Dataset rows:
───

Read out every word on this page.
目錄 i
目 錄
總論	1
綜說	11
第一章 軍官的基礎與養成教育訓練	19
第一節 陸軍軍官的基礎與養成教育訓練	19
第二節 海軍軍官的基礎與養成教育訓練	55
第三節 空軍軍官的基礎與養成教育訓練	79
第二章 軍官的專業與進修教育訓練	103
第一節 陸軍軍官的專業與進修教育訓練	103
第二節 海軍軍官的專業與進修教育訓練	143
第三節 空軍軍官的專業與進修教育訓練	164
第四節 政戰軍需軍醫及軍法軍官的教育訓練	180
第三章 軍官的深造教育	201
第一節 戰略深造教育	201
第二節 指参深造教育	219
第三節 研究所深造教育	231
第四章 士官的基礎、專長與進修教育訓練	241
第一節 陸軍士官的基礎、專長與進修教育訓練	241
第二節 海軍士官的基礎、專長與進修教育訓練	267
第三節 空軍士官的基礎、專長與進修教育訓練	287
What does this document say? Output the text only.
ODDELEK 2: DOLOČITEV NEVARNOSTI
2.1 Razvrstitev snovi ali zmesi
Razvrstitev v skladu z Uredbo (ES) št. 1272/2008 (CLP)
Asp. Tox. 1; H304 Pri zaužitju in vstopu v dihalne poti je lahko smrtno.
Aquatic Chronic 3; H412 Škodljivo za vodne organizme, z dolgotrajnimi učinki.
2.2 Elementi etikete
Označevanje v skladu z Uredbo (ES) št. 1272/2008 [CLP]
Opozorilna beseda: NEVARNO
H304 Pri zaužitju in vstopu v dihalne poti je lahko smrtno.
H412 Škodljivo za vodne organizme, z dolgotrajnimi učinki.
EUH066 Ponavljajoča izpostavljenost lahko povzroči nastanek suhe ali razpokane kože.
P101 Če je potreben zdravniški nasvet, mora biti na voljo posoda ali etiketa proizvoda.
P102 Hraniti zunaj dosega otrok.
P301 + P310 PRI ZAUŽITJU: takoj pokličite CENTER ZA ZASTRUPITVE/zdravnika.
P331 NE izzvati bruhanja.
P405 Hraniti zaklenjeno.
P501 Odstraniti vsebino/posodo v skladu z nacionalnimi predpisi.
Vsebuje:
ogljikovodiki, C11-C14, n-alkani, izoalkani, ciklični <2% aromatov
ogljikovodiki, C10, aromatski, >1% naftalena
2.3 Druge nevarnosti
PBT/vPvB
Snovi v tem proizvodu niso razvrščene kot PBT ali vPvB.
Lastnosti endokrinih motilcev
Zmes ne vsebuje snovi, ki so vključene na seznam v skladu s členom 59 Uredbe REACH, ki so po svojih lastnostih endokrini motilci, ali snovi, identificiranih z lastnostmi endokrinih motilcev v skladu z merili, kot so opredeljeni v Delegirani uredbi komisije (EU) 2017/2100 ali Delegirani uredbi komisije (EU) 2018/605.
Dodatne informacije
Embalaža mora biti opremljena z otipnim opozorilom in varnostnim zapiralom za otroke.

───

REQUIRED TASK: Display every line of the listing that contains the string "dolgotrajnimi".

COMPLETED EXERCISE:
Aquatic Chronic 3; H412 Škodljivo za vodne organizme, z dolgotrajnimi učinki.
H412 Škodljivo za vodne organizme, z dolgotrajnimi učinki.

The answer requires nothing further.